WHAT YOU ARE ASKED TO DO:
Answer these questions from the passage on neocolonialism:
1. What has the Franc CFA recently been renamed?
2. Which French philosopher describes the Francophonie as a form of French soft power?
3. What symbolic act does the passage name alongside the Francophonie as helping France legitimize its hold on its former colonies?

The specter of neocolonialism
Francophonie has served to obscure the harms caused by neocolonial projects in Africa, projects that are themselves a reflection of the racism within France’s borders.
Conversations and actions around racism, discrimination, and police brutality in France should be grounded in the history of colonial exploitation. They also ought to be linked to France’s ongoing neocolonial endeavors in Africa and in the country’s “overseas territories.” These have occurred for decades without significant widespread critique, and are primarily military (such as France’s military operations in the Sahel, which have led to a flurry of anti-French sentiment across Francophone Africa) and financial (such as France’s control over the Franc CFA recently renamed Eco, a colonial-era currency that financially binds Francophone African countries to France, and which is now undergoing minor transformations critiqued for being purely symbolic).
The project of diluted yet continued political, financial, and military influence over France’s former colonies, which has contributed to stalling economic independence and propping up authoritarian leaders, is often obscured by the seemingly benevolent efforts of the Francophonie—known as both the international organization representing French-speaking countries around the world, and the political project of strengthening France’s power and influence through the expansion of the French language. French philosopher Nadia Yala Kisukidi describes the Francophonie as a form of French soft power, which, alongside symbolic acts such as the restitution of artworks, allows France to legitimize a military and financial hold on its former colonies.

INFORMATION:
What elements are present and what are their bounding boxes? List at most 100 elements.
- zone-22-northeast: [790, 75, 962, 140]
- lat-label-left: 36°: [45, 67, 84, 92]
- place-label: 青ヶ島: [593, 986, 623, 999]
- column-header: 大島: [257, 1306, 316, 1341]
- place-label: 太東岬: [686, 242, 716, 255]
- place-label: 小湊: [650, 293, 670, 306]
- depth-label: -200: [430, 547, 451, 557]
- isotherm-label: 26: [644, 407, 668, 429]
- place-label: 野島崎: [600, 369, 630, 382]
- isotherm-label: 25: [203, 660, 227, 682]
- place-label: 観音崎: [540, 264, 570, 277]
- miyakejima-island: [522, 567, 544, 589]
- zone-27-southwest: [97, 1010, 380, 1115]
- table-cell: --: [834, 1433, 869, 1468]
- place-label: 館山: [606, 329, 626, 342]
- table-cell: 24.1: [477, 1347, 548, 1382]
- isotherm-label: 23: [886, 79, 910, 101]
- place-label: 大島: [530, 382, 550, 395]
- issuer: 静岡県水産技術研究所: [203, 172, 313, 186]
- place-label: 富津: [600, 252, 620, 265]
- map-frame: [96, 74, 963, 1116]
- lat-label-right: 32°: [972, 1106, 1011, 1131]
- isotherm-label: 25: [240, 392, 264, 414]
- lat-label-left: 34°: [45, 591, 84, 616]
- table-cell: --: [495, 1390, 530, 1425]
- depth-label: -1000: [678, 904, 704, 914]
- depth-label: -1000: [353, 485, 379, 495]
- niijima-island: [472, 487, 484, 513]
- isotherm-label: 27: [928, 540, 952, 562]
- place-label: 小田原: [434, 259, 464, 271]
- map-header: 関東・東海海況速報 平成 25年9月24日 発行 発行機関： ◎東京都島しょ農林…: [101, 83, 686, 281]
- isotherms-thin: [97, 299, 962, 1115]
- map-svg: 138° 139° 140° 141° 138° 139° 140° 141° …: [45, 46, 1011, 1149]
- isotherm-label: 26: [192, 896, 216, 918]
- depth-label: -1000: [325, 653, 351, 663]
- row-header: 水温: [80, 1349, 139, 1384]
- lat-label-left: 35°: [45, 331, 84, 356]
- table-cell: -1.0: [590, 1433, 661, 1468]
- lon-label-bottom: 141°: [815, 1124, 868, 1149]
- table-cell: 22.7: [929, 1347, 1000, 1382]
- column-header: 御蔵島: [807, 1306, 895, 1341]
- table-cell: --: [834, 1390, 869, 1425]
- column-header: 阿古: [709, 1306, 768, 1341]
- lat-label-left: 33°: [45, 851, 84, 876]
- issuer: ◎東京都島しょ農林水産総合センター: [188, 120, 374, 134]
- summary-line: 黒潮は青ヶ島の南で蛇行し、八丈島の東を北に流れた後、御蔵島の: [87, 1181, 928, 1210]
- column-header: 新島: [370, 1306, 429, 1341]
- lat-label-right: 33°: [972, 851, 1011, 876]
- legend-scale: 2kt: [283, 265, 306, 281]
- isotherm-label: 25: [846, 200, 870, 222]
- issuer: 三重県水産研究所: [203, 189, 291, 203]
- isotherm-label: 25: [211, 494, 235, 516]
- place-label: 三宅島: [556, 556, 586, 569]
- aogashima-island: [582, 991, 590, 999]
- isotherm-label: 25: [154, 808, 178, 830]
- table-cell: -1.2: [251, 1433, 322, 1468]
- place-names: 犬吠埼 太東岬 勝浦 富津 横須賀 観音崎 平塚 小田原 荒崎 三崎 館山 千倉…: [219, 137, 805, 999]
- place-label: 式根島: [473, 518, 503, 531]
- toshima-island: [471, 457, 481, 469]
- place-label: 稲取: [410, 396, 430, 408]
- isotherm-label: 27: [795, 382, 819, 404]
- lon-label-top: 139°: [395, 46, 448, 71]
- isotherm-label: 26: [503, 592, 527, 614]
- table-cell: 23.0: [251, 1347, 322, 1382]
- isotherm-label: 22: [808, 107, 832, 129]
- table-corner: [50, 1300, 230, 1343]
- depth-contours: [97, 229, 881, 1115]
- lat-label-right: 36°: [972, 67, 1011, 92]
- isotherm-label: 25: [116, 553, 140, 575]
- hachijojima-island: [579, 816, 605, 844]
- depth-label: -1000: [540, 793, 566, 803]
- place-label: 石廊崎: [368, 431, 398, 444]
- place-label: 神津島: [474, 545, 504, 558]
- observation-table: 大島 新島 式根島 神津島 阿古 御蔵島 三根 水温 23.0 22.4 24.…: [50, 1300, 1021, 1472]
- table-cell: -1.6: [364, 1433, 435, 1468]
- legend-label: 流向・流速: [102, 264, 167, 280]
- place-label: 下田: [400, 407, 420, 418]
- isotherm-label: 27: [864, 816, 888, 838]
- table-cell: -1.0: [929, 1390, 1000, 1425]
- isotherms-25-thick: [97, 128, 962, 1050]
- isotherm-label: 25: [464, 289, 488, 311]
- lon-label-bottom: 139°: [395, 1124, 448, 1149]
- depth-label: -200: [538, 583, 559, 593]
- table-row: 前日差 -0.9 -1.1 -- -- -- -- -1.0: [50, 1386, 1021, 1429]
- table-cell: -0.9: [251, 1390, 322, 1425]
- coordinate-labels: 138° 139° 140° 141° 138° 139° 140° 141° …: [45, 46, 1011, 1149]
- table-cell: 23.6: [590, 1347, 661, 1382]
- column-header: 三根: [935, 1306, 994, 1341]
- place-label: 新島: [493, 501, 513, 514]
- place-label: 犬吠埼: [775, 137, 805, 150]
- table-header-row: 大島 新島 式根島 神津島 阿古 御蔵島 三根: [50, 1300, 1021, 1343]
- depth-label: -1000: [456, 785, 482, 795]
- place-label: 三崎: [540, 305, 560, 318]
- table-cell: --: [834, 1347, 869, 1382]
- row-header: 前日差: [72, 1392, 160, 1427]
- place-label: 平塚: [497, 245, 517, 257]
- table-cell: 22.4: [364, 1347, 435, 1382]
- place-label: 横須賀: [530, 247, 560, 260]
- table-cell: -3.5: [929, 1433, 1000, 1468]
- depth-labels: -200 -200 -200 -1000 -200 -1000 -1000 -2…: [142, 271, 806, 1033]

COMPLETED EXERCISE:
1. Eco
2. Nadia Yala Kisukidi
3. The restitution of artworks